(Records about charts and figures)
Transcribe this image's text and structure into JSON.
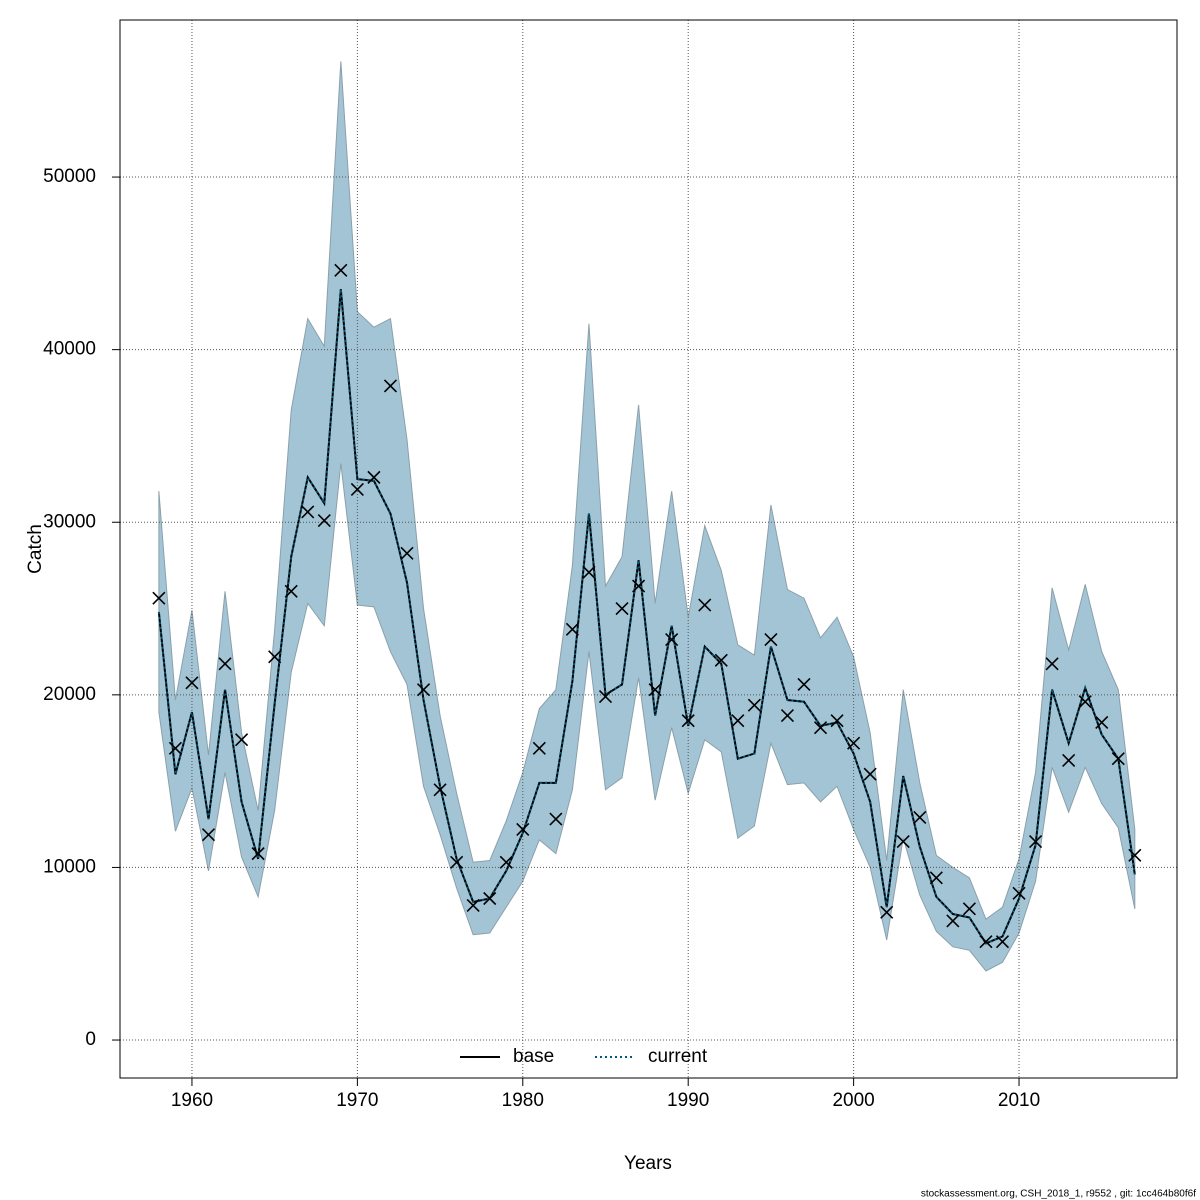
{
  "chart_data": {
    "type": "line",
    "xlabel": "Years",
    "ylabel": "Catch",
    "footer": "stockassessment.org, CSH_2018_1, r9552 , git: 1cc464b80f6f",
    "x": [
      1958,
      1959,
      1960,
      1961,
      1962,
      1963,
      1964,
      1965,
      1966,
      1967,
      1968,
      1969,
      1970,
      1971,
      1972,
      1973,
      1974,
      1975,
      1976,
      1977,
      1978,
      1979,
      1980,
      1981,
      1982,
      1983,
      1984,
      1985,
      1986,
      1987,
      1988,
      1989,
      1990,
      1991,
      1992,
      1993,
      1994,
      1995,
      1996,
      1997,
      1998,
      1999,
      2000,
      2001,
      2002,
      2003,
      2004,
      2005,
      2006,
      2007,
      2008,
      2009,
      2010,
      2011,
      2012,
      2013,
      2014,
      2015,
      2016,
      2017
    ],
    "xlim": [
      1955.65,
      2019.55
    ],
    "xticks": [
      1960,
      1970,
      1980,
      1990,
      2000,
      2010
    ],
    "ylim": [
      -2200,
      59100
    ],
    "yticks": [
      0,
      10000,
      20000,
      30000,
      40000,
      50000
    ],
    "grid": true,
    "legend": "bottom",
    "band": {
      "color": "#a3c4d4",
      "upper": [
        31800,
        19700,
        24900,
        16500,
        26000,
        17800,
        13300,
        23800,
        36500,
        41800,
        40200,
        56700,
        42200,
        41300,
        41800,
        34800,
        25000,
        18800,
        14300,
        10300,
        10400,
        12700,
        15500,
        19200,
        20300,
        27500,
        41500,
        26300,
        28000,
        36800,
        25300,
        31800,
        24500,
        29800,
        27200,
        22900,
        22300,
        31000,
        26100,
        25600,
        23300,
        24500,
        22200,
        17800,
        10400,
        20300,
        14900,
        10700,
        10000,
        9400,
        7000,
        7700,
        10500,
        15500,
        26200,
        22600,
        26400,
        22500,
        20300,
        12200
      ],
      "lower": [
        19000,
        12100,
        14600,
        9800,
        15500,
        10600,
        8300,
        13300,
        21300,
        25300,
        24000,
        33400,
        25200,
        25100,
        22500,
        20600,
        14700,
        11900,
        8800,
        6100,
        6200,
        7700,
        9200,
        11600,
        10800,
        14500,
        22500,
        14500,
        15200,
        21000,
        13900,
        18100,
        14300,
        17400,
        16700,
        11700,
        12400,
        17200,
        14800,
        14900,
        13800,
        14700,
        12200,
        10000,
        5800,
        11700,
        8400,
        6300,
        5400,
        5200,
        4000,
        4500,
        6200,
        9200,
        15800,
        13200,
        15800,
        13700,
        12300,
        7600
      ]
    },
    "series": [
      {
        "name": "base",
        "color": "#000000",
        "dash": "none",
        "values": [
          24800,
          15400,
          19000,
          12800,
          20300,
          13800,
          10500,
          19500,
          28000,
          32600,
          31100,
          43500,
          32500,
          32400,
          30500,
          26500,
          19700,
          14700,
          10500,
          8000,
          8200,
          9800,
          12000,
          14900,
          14900,
          20800,
          30500,
          20000,
          20600,
          27800,
          18800,
          24000,
          18200,
          22800,
          21800,
          16300,
          16600,
          22800,
          19700,
          19600,
          18200,
          18400,
          16600,
          13800,
          7700,
          15300,
          11200,
          8300,
          7300,
          7100,
          5600,
          6000,
          8200,
          11300,
          20300,
          17200,
          20400,
          17700,
          16300,
          9600
        ]
      },
      {
        "name": "current",
        "color": "#00587a",
        "dash": "2,3",
        "values": [
          24800,
          15400,
          19000,
          12800,
          20300,
          13800,
          10500,
          19500,
          28000,
          32600,
          31100,
          43500,
          32500,
          32400,
          30500,
          26500,
          19700,
          14700,
          10500,
          8000,
          8200,
          9800,
          12000,
          14900,
          14900,
          20800,
          30500,
          20000,
          20600,
          27800,
          18800,
          24000,
          18200,
          22800,
          21800,
          16300,
          16600,
          22800,
          19700,
          19600,
          18200,
          18400,
          16600,
          13800,
          7700,
          15300,
          11200,
          8300,
          7300,
          7100,
          5600,
          6000,
          8200,
          11300,
          20300,
          17200,
          20400,
          17700,
          16300,
          9600
        ]
      }
    ],
    "observed": {
      "color": "#000000",
      "values": [
        25600,
        16900,
        20700,
        11900,
        21800,
        17400,
        10800,
        22200,
        26000,
        30600,
        30100,
        44600,
        31900,
        32600,
        37900,
        28200,
        20300,
        14500,
        10300,
        7800,
        8200,
        10300,
        12200,
        16900,
        12800,
        23800,
        27100,
        19900,
        25000,
        26300,
        20300,
        23200,
        18500,
        25200,
        22000,
        18500,
        19400,
        23200,
        18800,
        20600,
        18100,
        18500,
        17200,
        15400,
        7400,
        11500,
        12900,
        9400,
        6900,
        7600,
        5700,
        5700,
        8500,
        11500,
        21800,
        16200,
        19600,
        18400,
        16300,
        10700
      ]
    }
  }
}
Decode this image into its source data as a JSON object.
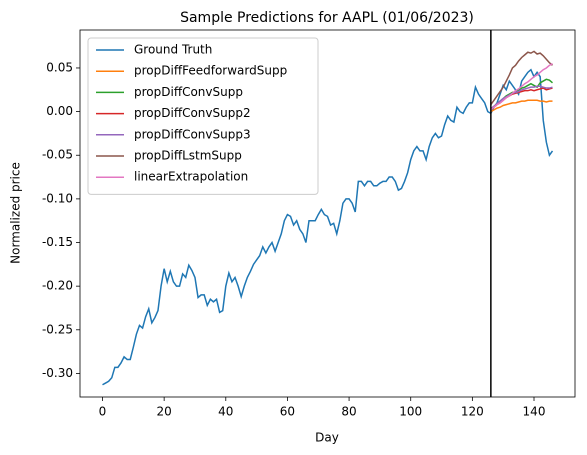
{
  "chart_data": {
    "type": "line",
    "title": "Sample Predictions for AAPL (01/06/2023)",
    "xlabel": "Day",
    "ylabel": "Normalized price",
    "xlim": [
      -7.3,
      153.3
    ],
    "ylim": [
      -0.327,
      0.0935
    ],
    "xticks": [
      0,
      20,
      40,
      60,
      80,
      100,
      120,
      140
    ],
    "yticks": [
      {
        "value": -0.3,
        "label": "-0.30"
      },
      {
        "value": -0.25,
        "label": "-0.25"
      },
      {
        "value": -0.2,
        "label": "-0.20"
      },
      {
        "value": -0.15,
        "label": "-0.15"
      },
      {
        "value": -0.1,
        "label": "-0.10"
      },
      {
        "value": -0.05,
        "label": "-0.05"
      },
      {
        "value": 0,
        "label": "0.00"
      },
      {
        "value": 0.05,
        "label": "0.05"
      }
    ],
    "grid": false,
    "legend": "upper left",
    "vlines": [
      {
        "x": 126,
        "color": "#000000"
      }
    ],
    "series": [
      {
        "name": "Ground Truth",
        "color": "#1f77b4",
        "x": [
          0,
          1,
          2,
          3,
          4,
          5,
          6,
          7,
          8,
          9,
          10,
          11,
          12,
          13,
          14,
          15,
          16,
          17,
          18,
          19,
          20,
          21,
          22,
          23,
          24,
          25,
          26,
          27,
          28,
          29,
          30,
          31,
          32,
          33,
          34,
          35,
          36,
          37,
          38,
          39,
          40,
          41,
          42,
          43,
          44,
          45,
          46,
          47,
          48,
          49,
          50,
          51,
          52,
          53,
          54,
          55,
          56,
          57,
          58,
          59,
          60,
          61,
          62,
          63,
          64,
          65,
          66,
          67,
          68,
          69,
          70,
          71,
          72,
          73,
          74,
          75,
          76,
          77,
          78,
          79,
          80,
          81,
          82,
          83,
          84,
          85,
          86,
          87,
          88,
          89,
          90,
          91,
          92,
          93,
          94,
          95,
          96,
          97,
          98,
          99,
          100,
          101,
          102,
          103,
          104,
          105,
          106,
          107,
          108,
          109,
          110,
          111,
          112,
          113,
          114,
          115,
          116,
          117,
          118,
          119,
          120,
          121,
          122,
          123,
          124,
          125,
          126,
          127,
          128,
          129,
          130,
          131,
          132,
          133,
          134,
          135,
          136,
          137,
          138,
          139,
          140,
          141,
          142,
          143,
          144,
          145,
          146
        ],
        "values": [
          -0.313,
          -0.311,
          -0.309,
          -0.305,
          -0.293,
          -0.293,
          -0.288,
          -0.281,
          -0.284,
          -0.284,
          -0.27,
          -0.255,
          -0.245,
          -0.248,
          -0.235,
          -0.226,
          -0.242,
          -0.236,
          -0.228,
          -0.2,
          -0.18,
          -0.195,
          -0.183,
          -0.195,
          -0.2,
          -0.2,
          -0.186,
          -0.19,
          -0.176,
          -0.182,
          -0.19,
          -0.213,
          -0.21,
          -0.21,
          -0.222,
          -0.215,
          -0.218,
          -0.215,
          -0.23,
          -0.228,
          -0.2,
          -0.185,
          -0.195,
          -0.19,
          -0.2,
          -0.212,
          -0.2,
          -0.19,
          -0.183,
          -0.175,
          -0.17,
          -0.165,
          -0.155,
          -0.162,
          -0.155,
          -0.15,
          -0.16,
          -0.15,
          -0.14,
          -0.125,
          -0.118,
          -0.12,
          -0.13,
          -0.125,
          -0.135,
          -0.14,
          -0.15,
          -0.125,
          -0.125,
          -0.125,
          -0.118,
          -0.112,
          -0.118,
          -0.12,
          -0.13,
          -0.128,
          -0.14,
          -0.125,
          -0.105,
          -0.1,
          -0.1,
          -0.105,
          -0.115,
          -0.08,
          -0.08,
          -0.085,
          -0.08,
          -0.08,
          -0.085,
          -0.085,
          -0.082,
          -0.08,
          -0.08,
          -0.075,
          -0.075,
          -0.08,
          -0.09,
          -0.088,
          -0.08,
          -0.07,
          -0.055,
          -0.045,
          -0.04,
          -0.045,
          -0.045,
          -0.055,
          -0.04,
          -0.03,
          -0.025,
          -0.03,
          -0.028,
          -0.015,
          -0.005,
          -0.01,
          -0.012,
          0.005,
          0.0,
          -0.002,
          0.005,
          0.01,
          0.01,
          0.028,
          0.02,
          0.015,
          0.01,
          0.0,
          -0.002,
          0.005,
          0.01,
          0.02,
          0.03,
          0.025,
          0.035,
          0.03,
          0.025,
          0.02,
          0.035,
          0.04,
          0.045,
          0.048,
          0.04,
          0.045,
          0.04,
          -0.01,
          -0.035,
          -0.05,
          -0.045
        ]
      },
      {
        "name": "propDiffFeedforwardSupp",
        "color": "#ff7f0e",
        "x": [
          126,
          127,
          128,
          129,
          130,
          131,
          132,
          133,
          134,
          135,
          136,
          137,
          138,
          139,
          140,
          141,
          142,
          143,
          144,
          145,
          146
        ],
        "values": [
          0.0,
          0.002,
          0.004,
          0.005,
          0.007,
          0.008,
          0.009,
          0.01,
          0.01,
          0.011,
          0.012,
          0.012,
          0.013,
          0.013,
          0.013,
          0.013,
          0.012,
          0.012,
          0.011,
          0.012,
          0.012
        ]
      },
      {
        "name": "propDiffConvSupp",
        "color": "#2ca02c",
        "x": [
          126,
          127,
          128,
          129,
          130,
          131,
          132,
          133,
          134,
          135,
          136,
          137,
          138,
          139,
          140,
          141,
          142,
          143,
          144,
          145,
          146
        ],
        "values": [
          0.003,
          0.006,
          0.009,
          0.012,
          0.015,
          0.018,
          0.02,
          0.022,
          0.022,
          0.025,
          0.027,
          0.028,
          0.03,
          0.032,
          0.03,
          0.028,
          0.033,
          0.035,
          0.037,
          0.036,
          0.033
        ]
      },
      {
        "name": "propDiffConvSupp2",
        "color": "#d62728",
        "x": [
          126,
          127,
          128,
          129,
          130,
          131,
          132,
          133,
          134,
          135,
          136,
          137,
          138,
          139,
          140,
          141,
          142,
          143,
          144,
          145,
          146
        ],
        "values": [
          0.002,
          0.005,
          0.008,
          0.01,
          0.013,
          0.016,
          0.018,
          0.02,
          0.021,
          0.022,
          0.023,
          0.024,
          0.024,
          0.025,
          0.024,
          0.025,
          0.026,
          0.027,
          0.025,
          0.026,
          0.027
        ]
      },
      {
        "name": "propDiffConvSupp3",
        "color": "#9467bd",
        "x": [
          126,
          127,
          128,
          129,
          130,
          131,
          132,
          133,
          134,
          135,
          136,
          137,
          138,
          139,
          140,
          141,
          142,
          143,
          144,
          145,
          146
        ],
        "values": [
          0.003,
          0.006,
          0.009,
          0.012,
          0.015,
          0.017,
          0.019,
          0.021,
          0.022,
          0.023,
          0.025,
          0.026,
          0.027,
          0.028,
          0.028,
          0.029,
          0.029,
          0.028,
          0.027,
          0.027,
          0.028
        ]
      },
      {
        "name": "propDiffLstmSupp",
        "color": "#8c564b",
        "x": [
          126,
          127,
          128,
          129,
          130,
          131,
          132,
          133,
          134,
          135,
          136,
          137,
          138,
          139,
          140,
          141,
          142,
          143,
          144,
          145,
          146
        ],
        "values": [
          0.008,
          0.013,
          0.018,
          0.023,
          0.028,
          0.035,
          0.042,
          0.05,
          0.053,
          0.058,
          0.062,
          0.065,
          0.068,
          0.067,
          0.069,
          0.066,
          0.067,
          0.064,
          0.06,
          0.056,
          0.053
        ]
      },
      {
        "name": "linearExtrapolation",
        "color": "#e377c2",
        "x": [
          126,
          127,
          128,
          129,
          130,
          131,
          132,
          133,
          134,
          135,
          136,
          137,
          138,
          139,
          140,
          141,
          142,
          143,
          144,
          145,
          146
        ],
        "values": [
          0.002,
          0.005,
          0.008,
          0.01,
          0.013,
          0.016,
          0.018,
          0.021,
          0.024,
          0.026,
          0.029,
          0.032,
          0.034,
          0.037,
          0.04,
          0.042,
          0.045,
          0.048,
          0.05,
          0.053,
          0.055
        ]
      }
    ]
  }
}
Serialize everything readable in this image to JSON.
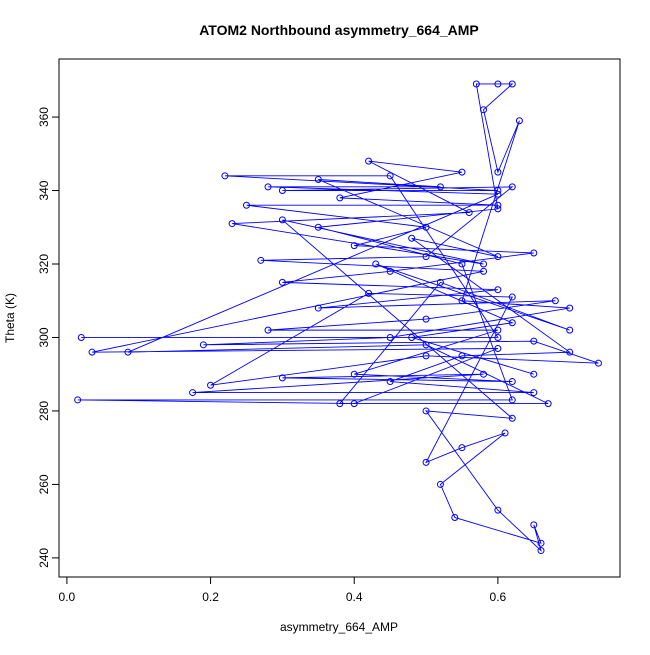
{
  "chart_data": {
    "type": "scatter",
    "connect_points": true,
    "title": "ATOM2 Northbound asymmetry_664_AMP",
    "x_label": "asymmetry_664_AMP",
    "y_label": "Theta (K)",
    "xlim": [
      -0.011,
      0.77
    ],
    "ylim": [
      234.8,
      375.8
    ],
    "xticks": [
      {
        "value": 0,
        "label": "0.0"
      },
      0.2,
      0.4,
      0.6
    ],
    "yticks": [
      240,
      260,
      280,
      300,
      320,
      340,
      360
    ],
    "series": [
      {
        "color": "#0000ff",
        "x": [
          0.02,
          0.6,
          0.45,
          0.22,
          0.6,
          0.3,
          0.62,
          0.5,
          0.27,
          0.58,
          0.035,
          0.6,
          0.4,
          0.015,
          0.62,
          0.55,
          0.35,
          0.6,
          0.57,
          0.6,
          0.62,
          0.58,
          0.6,
          0.63,
          0.55,
          0.7,
          0.45,
          0.19,
          0.65,
          0.74,
          0.5,
          0.2,
          0.42,
          0.62,
          0.5,
          0.55,
          0.61,
          0.52,
          0.54,
          0.66,
          0.65,
          0.66,
          0.6,
          0.5,
          0.62,
          0.3,
          0.58,
          0.23,
          0.56,
          0.42,
          0.55,
          0.38,
          0.6,
          0.25,
          0.5,
          0.4,
          0.65,
          0.45,
          0.3,
          0.6,
          0.35,
          0.68,
          0.5,
          0.28,
          0.6,
          0.4,
          0.62,
          0.3,
          0.58,
          0.175,
          0.65,
          0.45,
          0.55,
          0.7,
          0.48,
          0.6,
          0.35,
          0.52,
          0.28,
          0.6,
          0.085,
          0.5,
          0.67,
          0.38,
          0.52,
          0.7,
          0.43,
          0.62,
          0.48,
          0.65
        ],
        "values": [
          300,
          300,
          344,
          344,
          340,
          340,
          341,
          322,
          321,
          318,
          296,
          297,
          282,
          283,
          283,
          320,
          330,
          335,
          369,
          369,
          369,
          362,
          345,
          359,
          310,
          308,
          300,
          298,
          299,
          293,
          295,
          287,
          312,
          311,
          266,
          270,
          274,
          260,
          251,
          244,
          249,
          242,
          253,
          280,
          278,
          332,
          320,
          331,
          334,
          348,
          345,
          338,
          336,
          336,
          330,
          325,
          323,
          318,
          315,
          313,
          308,
          310,
          305,
          302,
          302,
          290,
          288,
          289,
          290,
          285,
          285,
          288,
          295,
          296,
          327,
          322,
          343,
          341,
          341,
          339,
          296,
          298,
          282,
          282,
          315,
          302,
          320,
          304,
          300,
          290
        ]
      }
    ]
  }
}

■ Work to do ■
Pull out each line holding the string "title".

■ Finished exercise ■
    "title": "Sample Predictions for AAPL (01/06/2023)",
    "title": "ATOM2 Northbound asymmetry_664_AMP",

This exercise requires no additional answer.